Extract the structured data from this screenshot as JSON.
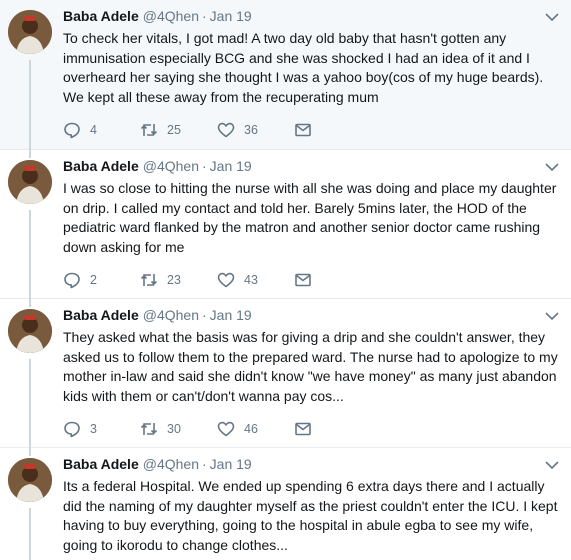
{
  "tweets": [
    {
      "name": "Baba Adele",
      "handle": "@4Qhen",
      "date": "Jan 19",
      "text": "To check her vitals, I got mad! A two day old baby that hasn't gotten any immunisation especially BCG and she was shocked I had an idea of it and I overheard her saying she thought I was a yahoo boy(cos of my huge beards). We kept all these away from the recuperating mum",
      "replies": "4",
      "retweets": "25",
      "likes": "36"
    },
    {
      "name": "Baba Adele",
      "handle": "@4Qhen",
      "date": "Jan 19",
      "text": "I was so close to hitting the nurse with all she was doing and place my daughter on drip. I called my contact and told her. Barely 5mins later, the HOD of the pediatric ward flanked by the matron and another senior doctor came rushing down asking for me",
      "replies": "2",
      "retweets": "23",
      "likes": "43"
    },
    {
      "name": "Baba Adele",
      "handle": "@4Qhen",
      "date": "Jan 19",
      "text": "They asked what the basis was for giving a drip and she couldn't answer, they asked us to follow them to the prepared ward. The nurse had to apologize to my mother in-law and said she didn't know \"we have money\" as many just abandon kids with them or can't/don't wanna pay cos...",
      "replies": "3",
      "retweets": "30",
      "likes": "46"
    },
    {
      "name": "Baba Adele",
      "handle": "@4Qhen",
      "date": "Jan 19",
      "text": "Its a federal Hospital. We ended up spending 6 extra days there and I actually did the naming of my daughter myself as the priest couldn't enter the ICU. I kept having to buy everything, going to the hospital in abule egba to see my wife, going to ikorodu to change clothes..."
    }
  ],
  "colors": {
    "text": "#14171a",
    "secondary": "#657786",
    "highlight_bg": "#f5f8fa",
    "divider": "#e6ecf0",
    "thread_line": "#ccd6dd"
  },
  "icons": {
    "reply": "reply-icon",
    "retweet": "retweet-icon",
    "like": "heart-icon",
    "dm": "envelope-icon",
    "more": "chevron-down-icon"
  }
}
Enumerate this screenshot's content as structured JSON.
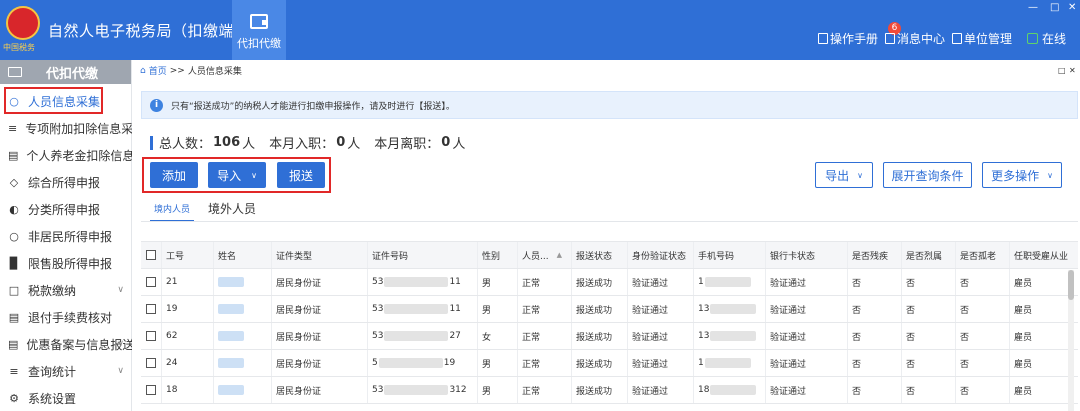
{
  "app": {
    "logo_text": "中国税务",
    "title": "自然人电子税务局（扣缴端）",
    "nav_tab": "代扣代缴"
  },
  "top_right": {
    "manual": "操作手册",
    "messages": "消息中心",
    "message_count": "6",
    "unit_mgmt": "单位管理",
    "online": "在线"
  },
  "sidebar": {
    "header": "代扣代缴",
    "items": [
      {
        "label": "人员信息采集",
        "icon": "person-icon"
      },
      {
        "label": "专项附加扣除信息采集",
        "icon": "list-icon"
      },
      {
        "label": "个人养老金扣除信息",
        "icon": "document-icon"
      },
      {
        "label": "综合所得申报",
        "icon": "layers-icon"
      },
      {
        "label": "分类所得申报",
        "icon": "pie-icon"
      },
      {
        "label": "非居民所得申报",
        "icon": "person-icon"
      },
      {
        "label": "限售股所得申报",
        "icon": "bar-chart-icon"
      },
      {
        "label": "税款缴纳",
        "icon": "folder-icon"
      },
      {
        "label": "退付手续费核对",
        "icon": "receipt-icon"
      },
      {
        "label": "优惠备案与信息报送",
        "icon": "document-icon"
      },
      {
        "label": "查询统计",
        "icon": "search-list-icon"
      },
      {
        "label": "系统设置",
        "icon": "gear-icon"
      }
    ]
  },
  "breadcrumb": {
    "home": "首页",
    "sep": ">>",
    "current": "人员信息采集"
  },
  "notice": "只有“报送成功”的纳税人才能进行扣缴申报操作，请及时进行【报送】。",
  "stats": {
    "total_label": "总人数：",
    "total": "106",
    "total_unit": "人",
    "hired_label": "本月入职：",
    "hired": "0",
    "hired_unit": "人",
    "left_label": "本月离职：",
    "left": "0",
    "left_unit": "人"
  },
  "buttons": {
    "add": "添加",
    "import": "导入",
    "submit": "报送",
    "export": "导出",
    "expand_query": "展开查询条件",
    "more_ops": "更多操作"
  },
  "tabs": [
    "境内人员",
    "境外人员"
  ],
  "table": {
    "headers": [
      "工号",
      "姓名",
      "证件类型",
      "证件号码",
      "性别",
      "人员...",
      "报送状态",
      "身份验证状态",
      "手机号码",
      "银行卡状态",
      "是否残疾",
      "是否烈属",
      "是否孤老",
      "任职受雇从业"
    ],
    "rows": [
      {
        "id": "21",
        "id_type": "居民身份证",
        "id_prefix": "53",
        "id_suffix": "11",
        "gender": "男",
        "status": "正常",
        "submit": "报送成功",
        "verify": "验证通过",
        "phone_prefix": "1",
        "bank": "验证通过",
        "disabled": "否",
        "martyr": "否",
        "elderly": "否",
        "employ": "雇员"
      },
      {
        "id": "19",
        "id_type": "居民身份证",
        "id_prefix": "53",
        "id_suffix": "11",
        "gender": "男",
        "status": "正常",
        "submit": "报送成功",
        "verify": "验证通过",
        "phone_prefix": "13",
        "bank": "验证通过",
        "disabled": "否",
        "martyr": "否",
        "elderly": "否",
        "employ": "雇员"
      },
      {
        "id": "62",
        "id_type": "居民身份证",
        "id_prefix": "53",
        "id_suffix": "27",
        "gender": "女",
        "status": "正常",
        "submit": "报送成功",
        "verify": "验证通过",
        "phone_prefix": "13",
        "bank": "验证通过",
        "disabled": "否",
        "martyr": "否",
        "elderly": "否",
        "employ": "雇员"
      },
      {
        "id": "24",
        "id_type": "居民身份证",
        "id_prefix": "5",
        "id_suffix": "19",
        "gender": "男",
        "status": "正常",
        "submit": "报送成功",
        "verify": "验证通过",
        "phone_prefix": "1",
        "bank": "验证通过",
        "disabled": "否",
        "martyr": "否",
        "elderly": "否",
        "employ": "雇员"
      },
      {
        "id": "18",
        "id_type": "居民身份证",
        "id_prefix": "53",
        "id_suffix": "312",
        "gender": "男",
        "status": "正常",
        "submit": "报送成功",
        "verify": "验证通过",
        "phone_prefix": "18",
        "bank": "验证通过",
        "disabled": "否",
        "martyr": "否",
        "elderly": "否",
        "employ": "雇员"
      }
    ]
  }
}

_ _ _ _

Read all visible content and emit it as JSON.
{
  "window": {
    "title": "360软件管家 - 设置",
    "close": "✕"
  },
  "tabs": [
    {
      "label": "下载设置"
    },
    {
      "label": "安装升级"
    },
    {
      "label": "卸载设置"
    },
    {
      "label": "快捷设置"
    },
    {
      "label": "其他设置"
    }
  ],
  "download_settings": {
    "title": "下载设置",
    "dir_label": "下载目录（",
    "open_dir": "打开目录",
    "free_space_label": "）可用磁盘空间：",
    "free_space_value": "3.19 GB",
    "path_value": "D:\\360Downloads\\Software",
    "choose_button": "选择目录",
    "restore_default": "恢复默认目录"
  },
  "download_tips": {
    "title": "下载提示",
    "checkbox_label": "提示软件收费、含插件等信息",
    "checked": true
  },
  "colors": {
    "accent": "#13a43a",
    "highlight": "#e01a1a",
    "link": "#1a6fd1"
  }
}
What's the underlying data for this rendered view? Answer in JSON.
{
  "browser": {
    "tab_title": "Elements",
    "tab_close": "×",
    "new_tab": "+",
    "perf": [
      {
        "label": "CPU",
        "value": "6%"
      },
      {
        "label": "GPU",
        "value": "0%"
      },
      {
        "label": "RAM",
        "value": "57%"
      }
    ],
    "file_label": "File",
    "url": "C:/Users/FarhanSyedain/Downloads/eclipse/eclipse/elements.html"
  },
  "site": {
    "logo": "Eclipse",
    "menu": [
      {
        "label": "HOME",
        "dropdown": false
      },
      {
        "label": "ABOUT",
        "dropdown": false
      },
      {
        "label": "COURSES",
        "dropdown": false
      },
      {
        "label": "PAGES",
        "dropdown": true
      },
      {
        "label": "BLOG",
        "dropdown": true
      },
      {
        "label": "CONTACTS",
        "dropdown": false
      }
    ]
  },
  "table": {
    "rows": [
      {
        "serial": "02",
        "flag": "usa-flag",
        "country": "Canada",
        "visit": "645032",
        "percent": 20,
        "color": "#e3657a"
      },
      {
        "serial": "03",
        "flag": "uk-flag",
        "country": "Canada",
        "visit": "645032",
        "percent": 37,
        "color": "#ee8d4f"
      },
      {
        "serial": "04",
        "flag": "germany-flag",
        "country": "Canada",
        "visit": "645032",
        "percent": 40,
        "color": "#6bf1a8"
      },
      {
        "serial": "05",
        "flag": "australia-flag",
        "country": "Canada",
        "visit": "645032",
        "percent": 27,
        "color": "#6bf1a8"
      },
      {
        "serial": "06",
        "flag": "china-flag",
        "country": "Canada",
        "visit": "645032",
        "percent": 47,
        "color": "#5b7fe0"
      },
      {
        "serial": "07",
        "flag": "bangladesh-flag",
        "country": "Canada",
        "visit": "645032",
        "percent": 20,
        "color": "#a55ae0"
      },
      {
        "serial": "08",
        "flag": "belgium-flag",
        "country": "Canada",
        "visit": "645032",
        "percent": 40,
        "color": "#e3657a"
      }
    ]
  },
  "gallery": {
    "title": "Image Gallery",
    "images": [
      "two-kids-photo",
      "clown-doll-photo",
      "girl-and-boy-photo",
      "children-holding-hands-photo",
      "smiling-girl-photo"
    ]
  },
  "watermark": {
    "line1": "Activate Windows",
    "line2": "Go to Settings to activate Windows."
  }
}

_ _ _ _

■ WHAT YOU WILL DO ■
In the records above, find each line holding "content" and copy it.

■ RESULT ■
Enumerate this screenshot's content as structured JSON.
Read all visible content and emit it as JSON.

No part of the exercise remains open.